Instructions for the task>
Where a line in the listing below contains the word "people", copy that line.

Data records>
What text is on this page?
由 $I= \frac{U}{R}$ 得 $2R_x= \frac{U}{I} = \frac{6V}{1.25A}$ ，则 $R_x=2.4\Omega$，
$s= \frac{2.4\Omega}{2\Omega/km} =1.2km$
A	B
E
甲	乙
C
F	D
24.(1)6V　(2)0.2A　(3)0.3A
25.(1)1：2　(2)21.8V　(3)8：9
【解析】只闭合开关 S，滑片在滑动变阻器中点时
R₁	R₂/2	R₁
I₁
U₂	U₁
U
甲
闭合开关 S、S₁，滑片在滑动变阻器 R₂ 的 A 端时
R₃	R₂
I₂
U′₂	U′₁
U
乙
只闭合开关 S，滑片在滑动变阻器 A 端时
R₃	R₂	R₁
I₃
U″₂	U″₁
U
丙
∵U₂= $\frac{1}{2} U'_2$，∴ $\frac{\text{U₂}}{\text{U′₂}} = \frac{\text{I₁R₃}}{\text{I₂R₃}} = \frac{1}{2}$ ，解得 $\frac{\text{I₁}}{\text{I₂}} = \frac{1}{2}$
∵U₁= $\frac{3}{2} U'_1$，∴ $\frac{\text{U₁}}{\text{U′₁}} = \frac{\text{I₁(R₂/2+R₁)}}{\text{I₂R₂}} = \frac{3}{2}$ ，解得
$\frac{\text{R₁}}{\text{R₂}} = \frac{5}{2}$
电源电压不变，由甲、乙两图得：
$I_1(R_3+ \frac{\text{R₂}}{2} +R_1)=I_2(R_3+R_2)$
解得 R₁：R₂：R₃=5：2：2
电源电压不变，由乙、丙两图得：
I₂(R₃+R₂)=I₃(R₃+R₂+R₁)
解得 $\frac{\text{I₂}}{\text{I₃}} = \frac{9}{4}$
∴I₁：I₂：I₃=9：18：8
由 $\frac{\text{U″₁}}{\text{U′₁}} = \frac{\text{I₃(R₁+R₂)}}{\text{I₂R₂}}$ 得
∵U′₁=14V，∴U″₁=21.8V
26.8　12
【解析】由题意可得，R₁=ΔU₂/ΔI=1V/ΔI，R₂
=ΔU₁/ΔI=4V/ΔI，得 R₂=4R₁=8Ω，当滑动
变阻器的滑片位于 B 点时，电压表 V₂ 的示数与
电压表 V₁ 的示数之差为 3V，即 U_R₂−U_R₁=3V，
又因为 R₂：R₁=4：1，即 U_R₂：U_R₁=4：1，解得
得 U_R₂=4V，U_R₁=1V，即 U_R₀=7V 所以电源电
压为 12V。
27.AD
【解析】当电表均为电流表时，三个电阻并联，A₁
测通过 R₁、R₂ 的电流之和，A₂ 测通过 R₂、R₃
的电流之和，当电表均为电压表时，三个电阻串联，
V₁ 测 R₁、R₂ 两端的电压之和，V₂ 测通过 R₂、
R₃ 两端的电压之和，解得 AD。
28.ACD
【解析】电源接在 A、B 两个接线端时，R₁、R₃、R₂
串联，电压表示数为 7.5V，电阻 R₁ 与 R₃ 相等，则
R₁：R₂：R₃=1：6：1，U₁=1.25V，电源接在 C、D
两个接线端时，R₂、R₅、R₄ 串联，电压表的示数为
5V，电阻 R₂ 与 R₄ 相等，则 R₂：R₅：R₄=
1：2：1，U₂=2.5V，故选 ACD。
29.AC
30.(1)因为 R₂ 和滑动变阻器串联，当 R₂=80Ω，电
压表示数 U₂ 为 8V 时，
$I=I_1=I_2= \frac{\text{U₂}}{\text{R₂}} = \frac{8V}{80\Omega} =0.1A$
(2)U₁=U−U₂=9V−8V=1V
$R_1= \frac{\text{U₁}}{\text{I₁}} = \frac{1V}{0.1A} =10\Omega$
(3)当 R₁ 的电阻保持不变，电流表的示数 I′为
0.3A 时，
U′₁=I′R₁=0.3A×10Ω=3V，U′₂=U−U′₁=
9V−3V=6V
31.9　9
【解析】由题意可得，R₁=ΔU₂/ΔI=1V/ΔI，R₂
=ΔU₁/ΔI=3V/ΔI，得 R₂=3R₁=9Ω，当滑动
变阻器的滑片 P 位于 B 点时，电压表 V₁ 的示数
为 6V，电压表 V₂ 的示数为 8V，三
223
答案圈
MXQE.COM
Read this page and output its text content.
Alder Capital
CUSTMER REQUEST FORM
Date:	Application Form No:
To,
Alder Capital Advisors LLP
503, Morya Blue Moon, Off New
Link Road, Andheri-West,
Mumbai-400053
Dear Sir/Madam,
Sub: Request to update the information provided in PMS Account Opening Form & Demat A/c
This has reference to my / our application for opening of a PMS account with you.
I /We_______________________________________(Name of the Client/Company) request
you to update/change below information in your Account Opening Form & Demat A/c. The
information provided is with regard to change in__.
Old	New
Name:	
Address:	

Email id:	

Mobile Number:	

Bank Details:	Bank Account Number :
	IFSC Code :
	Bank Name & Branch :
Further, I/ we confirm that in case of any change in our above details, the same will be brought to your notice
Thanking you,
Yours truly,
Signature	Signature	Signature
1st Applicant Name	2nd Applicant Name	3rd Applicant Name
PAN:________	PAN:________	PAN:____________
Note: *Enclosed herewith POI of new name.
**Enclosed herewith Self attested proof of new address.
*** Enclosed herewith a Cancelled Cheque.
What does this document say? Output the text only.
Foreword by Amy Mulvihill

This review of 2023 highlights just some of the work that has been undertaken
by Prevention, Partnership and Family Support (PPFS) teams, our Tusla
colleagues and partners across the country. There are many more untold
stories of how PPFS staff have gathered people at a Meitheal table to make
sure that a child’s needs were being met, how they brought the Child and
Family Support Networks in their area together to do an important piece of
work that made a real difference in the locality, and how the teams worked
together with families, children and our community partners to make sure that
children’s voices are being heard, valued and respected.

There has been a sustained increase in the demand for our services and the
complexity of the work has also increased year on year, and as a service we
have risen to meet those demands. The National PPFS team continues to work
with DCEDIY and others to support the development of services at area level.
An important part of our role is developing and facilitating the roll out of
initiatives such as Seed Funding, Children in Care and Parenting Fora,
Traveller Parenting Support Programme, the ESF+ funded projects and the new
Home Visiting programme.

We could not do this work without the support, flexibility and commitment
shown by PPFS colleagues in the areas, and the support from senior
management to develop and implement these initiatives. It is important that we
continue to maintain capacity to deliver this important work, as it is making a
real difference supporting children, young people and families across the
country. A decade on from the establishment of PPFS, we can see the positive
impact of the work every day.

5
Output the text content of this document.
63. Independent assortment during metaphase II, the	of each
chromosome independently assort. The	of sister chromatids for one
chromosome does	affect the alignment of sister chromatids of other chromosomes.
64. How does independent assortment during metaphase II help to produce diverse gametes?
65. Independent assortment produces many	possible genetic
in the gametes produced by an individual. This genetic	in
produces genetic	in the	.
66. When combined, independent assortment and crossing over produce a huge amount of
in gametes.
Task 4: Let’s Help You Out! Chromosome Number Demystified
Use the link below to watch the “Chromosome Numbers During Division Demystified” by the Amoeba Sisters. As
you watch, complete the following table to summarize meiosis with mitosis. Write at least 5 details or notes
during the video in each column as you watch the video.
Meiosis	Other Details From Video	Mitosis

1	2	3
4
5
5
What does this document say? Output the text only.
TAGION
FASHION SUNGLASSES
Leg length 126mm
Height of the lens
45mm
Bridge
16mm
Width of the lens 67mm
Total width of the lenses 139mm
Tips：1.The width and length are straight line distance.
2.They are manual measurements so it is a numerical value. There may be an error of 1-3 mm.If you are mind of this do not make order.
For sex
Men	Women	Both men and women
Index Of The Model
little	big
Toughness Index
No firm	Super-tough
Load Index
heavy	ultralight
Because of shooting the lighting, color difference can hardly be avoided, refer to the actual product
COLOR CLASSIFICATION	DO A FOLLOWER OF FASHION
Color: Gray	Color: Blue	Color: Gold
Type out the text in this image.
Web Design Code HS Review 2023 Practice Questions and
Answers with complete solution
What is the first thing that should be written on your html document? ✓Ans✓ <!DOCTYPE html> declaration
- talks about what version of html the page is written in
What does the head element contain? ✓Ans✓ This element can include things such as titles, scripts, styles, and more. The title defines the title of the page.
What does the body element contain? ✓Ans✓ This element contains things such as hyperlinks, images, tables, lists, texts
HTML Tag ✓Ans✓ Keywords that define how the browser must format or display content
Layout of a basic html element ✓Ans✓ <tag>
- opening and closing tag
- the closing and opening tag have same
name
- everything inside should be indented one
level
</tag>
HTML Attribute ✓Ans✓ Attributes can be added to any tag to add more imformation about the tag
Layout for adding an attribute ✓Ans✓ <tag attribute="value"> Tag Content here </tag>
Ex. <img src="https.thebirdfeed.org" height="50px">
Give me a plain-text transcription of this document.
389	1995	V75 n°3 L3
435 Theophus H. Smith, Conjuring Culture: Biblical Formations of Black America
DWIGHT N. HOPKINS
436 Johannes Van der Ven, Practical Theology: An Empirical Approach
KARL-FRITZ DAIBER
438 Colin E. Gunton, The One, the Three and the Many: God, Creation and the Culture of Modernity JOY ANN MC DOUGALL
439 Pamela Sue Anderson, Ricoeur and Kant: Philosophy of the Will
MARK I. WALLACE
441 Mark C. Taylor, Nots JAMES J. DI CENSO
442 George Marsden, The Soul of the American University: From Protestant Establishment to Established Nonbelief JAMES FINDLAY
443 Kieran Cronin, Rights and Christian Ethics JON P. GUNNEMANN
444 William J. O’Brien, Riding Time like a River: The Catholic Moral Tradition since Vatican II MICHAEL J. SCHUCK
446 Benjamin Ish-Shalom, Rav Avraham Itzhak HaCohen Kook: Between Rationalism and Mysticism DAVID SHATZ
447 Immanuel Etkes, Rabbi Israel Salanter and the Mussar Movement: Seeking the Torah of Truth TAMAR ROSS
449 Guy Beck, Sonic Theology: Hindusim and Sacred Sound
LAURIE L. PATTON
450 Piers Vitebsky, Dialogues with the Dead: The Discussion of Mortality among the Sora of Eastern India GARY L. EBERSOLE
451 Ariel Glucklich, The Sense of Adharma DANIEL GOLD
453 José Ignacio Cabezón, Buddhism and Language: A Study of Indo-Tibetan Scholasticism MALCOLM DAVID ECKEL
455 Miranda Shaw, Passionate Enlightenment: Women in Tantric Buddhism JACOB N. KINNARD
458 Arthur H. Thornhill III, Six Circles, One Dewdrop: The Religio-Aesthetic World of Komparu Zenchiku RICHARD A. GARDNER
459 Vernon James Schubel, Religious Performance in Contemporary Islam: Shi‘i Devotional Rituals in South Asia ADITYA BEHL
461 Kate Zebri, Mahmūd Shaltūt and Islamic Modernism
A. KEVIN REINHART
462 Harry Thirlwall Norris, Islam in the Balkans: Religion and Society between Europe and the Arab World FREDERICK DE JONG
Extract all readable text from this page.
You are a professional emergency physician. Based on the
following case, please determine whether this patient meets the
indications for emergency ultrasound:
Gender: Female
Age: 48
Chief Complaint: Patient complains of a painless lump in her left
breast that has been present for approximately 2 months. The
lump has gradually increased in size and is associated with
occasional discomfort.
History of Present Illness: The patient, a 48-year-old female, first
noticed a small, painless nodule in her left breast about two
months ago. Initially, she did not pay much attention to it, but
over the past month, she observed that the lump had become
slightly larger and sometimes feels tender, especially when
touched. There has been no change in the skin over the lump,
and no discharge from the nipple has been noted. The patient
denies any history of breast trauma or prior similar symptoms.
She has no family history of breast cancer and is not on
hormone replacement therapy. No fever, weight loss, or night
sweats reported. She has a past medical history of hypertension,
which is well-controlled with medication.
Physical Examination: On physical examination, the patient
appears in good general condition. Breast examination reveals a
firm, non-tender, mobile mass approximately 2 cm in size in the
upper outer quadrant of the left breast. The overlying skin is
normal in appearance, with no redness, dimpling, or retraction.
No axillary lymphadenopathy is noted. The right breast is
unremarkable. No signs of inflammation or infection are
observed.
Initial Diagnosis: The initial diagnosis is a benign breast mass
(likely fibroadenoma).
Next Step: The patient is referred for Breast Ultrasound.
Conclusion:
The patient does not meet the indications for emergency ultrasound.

Solution to this exercise>
stories of how PPFS staff have gathered people at a Meitheal table to make
real difference supporting children, young people and families across the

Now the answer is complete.